Put every row below into a Markdown table with two columns, Row and Text. Number the rows in order and leave out any blank lines.

-- Dataset extract start --

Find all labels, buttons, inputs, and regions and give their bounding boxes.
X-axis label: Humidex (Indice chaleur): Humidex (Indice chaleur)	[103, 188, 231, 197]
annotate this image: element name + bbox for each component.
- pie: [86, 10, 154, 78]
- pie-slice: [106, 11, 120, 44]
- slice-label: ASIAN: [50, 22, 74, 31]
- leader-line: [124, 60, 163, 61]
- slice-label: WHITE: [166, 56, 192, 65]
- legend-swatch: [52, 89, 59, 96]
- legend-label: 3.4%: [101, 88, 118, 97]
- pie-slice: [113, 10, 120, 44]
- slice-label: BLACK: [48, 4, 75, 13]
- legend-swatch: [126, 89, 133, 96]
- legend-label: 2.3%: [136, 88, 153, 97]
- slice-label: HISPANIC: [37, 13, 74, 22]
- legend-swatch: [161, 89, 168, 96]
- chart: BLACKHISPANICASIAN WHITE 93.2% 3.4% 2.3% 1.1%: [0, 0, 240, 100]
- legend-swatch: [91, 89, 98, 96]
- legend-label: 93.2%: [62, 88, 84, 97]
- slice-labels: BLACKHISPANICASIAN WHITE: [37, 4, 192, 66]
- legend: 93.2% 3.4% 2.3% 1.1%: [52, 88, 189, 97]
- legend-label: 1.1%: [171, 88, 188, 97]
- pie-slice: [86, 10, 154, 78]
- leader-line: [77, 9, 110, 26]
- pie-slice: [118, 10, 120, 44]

-- Dataset extract end --

Exercise response:
| Row | Text |
|---|---|
| 1 | Find all labels, buttons, inputs, and regions and give their bounding boxes. |
| 2 | X-axis label: Humidex (Indice chaleur): Humidex (Indice chaleur)	[103, 188, 231, 197] |
| 3 | annotate this image: element name + bbox for each component. |
| 4 | - pie: [86, 10, 154, 78] |
| 5 | - pie-slice: [106, 11, 120, 44] |
| 6 | - slice-label: ASIAN: [50, 22, 74, 31] |
| 7 | - leader-line: [124, 60, 163, 61] |
| 8 | - slice-label: WHITE: [166, 56, 192, 65] |
| 9 | - legend-swatch: [52, 89, 59, 96] |
| 10 | - legend-label: 3.4%: [101, 88, 118, 97] |
| 11 | - pie-slice: [113, 10, 120, 44] |
| 12 | - slice-label: BLACK: [48, 4, 75, 13] |
| 13 | - legend-swatch: [126, 89, 133, 96] |
| 14 | - legend-label: 2.3%: [136, 88, 153, 97] |
| 15 | - slice-label: HISPANIC: [37, 13, 74, 22] |
| 16 | - legend-swatch: [161, 89, 168, 96] |
| 17 | - chart: BLACKHISPANICASIAN WHITE 93.2% 3.4% 2.3% 1.1%: [0, 0, 240, 100] |
| 18 | - legend-swatch: [91, 89, 98, 96] |
| 19 | - legend-label: 93.2%: [62, 88, 84, 97] |
| 20 | - slice-labels: BLACKHISPANICASIAN WHITE: [37, 4, 192, 66] |
| 21 | - legend: 93.2% 3.4% 2.3% 1.1%: [52, 88, 189, 97] |
| 22 | - legend-label: 1.1%: [171, 88, 188, 97] |
| 23 | - pie-slice: [86, 10, 154, 78] |
| 24 | - leader-line: [77, 9, 110, 26] |
| 25 | - pie-slice: [118, 10, 120, 44] |